[Task directions] Go through the material and pull out every line with the string "在海洋里" in it.

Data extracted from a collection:
• • • • • • •

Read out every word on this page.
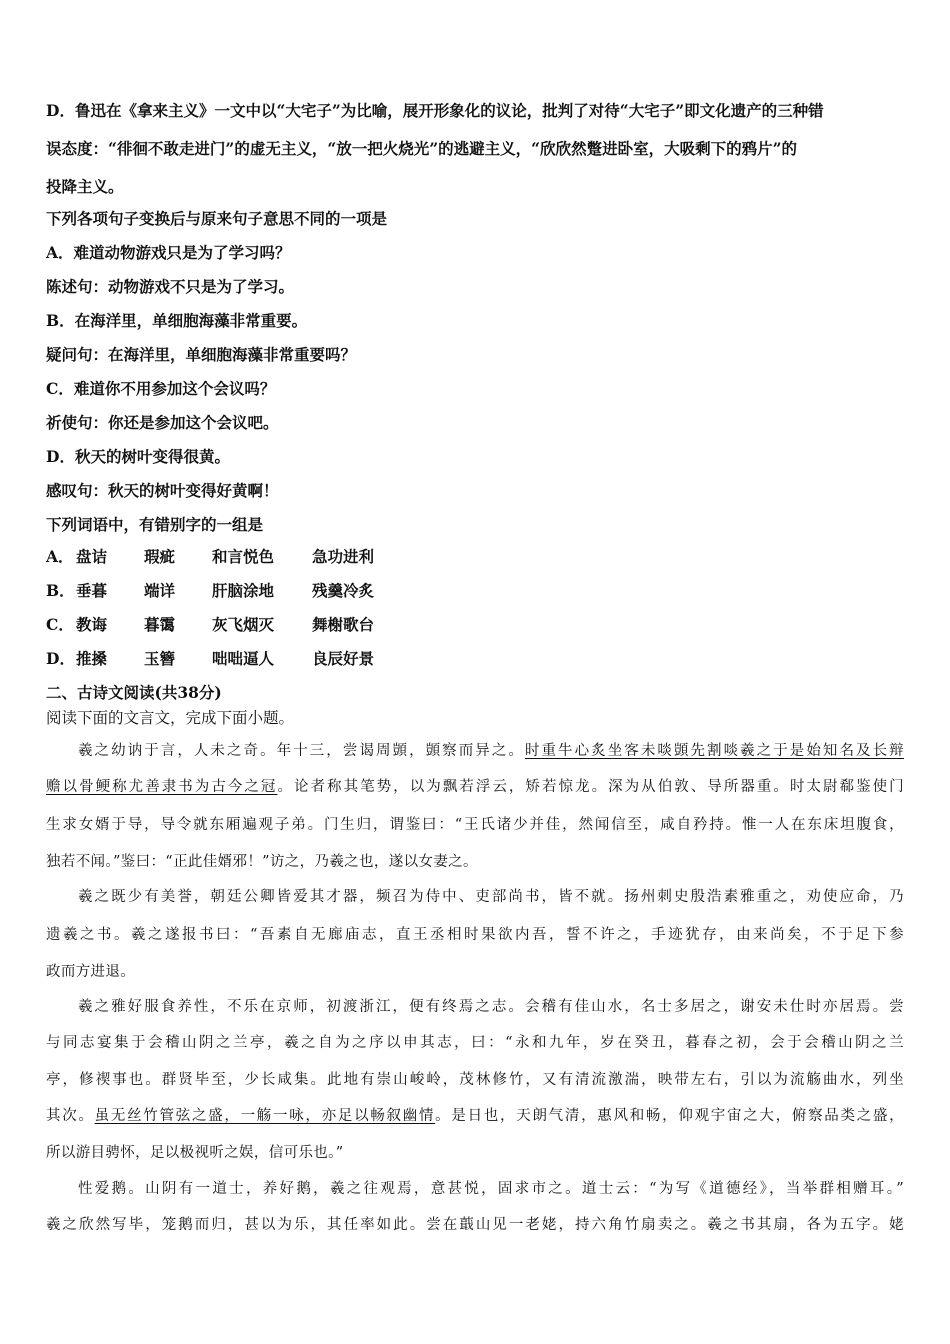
D．鲁迅在《拿来主义》一文中以“大宅子”为比喻，展开形象化的议论，批判了对待“大宅子”即文化遗产的三种错
误态度：“徘徊不敢走进门”的虚无主义，“放一把火烧光”的逃避主义，“欣欣然蹩进卧室，大吸剩下的鸦片”的
投降主义。
下列各项句子变换后与原来句子意思不同的一项是
A．难道动物游戏只是为了学习吗？
陈述句：动物游戏不只是为了学习。
B．在海洋里，单细胞海藻非常重要。
疑问句：在海洋里，单细胞海藻非常重要吗？
C．难道你不用参加这个会议吗？
祈使句：你还是参加这个会议吧。
D．秋天的树叶变得很黄。
感叹句：秋天的树叶变得好黄啊！
下列词语中，有错别字的一组是
A． 盘诘 瑕疵 和言悦色 急功进利
B．垂暮 端详 肝脑涂地 残羹冷炙
C． 教诲 暮霭 灰飞烟灭 舞榭歌台
D．推搡 玉簪 咄咄逼人 良辰好景
二、古诗文阅读(共38分)
阅读下面的文言文，完成下面小题。
羲之幼讷于言，人未之奇。年十三，尝谒周顗，顗察而异之。时重牛心炙坐客未啖顗先割啖羲之于是始知名及长辩
赡以骨鲠称尤善隶书为古今之冠。论者称其笔势，以为飘若浮云，矫若惊龙。深为从伯敦、导所器重。时太尉郗鉴使门
生求女婿于导，导令就东厢遍观子弟。门生归，谓鉴曰：“王氏诸少并佳，然闻信至，咸自矜持。惟一人在东床坦腹食，
独若不闻。”鉴曰：“正此佳婿邪！”访之，乃羲之也，遂以女妻之。
羲之既少有美誉，朝廷公卿皆爱其才器，频召为侍中、吏部尚书，皆不就。扬州刺史殷浩素雅重之，劝使应命，乃
遗羲之书。羲之遂报书曰：“吾素自无廊庙志，直王丞相时果欲内吾，誓不许之，手迹犹存，由来尚矣，不于足下参
政而方进退。
羲之雅好服食养性，不乐在京师，初渡浙江，便有终焉之志。会稽有佳山水，名士多居之，谢安未仕时亦居焉。尝
与同志宴集于会稽山阴之兰亭，羲之自为之序以申其志，曰：“永和九年，岁在癸丑，暮春之初，会于会稽山阴之兰
亭，修禊事也。群贤毕至，少长咸集。此地有崇山峻岭，茂林修竹，又有清流激湍，映带左右，引以为流觞曲水，列坐
其次。虽无丝竹管弦之盛，一觞一咏，亦足以畅叙幽情。是日也，天朗气清，惠风和畅，仰观宇宙之大，俯察品类之盛，
所以游目骋怀，足以极视听之娱，信可乐也。”
性爱鹅。山阴有一道士，养好鹅，羲之往观焉，意甚悦，固求市之。道士云：“为写《道德经》，当举群相赠耳。”
羲之欣然写毕，笼鹅而归，甚以为乐，其任率如此。尝在蕺山见一老姥，持六角竹扇卖之。羲之书其扇，各为五字。姥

• • • • • • •

[Solved problem]
B．在海洋里，单细胞海藻非常重要。
疑问句：在海洋里，单细胞海藻非常重要吗？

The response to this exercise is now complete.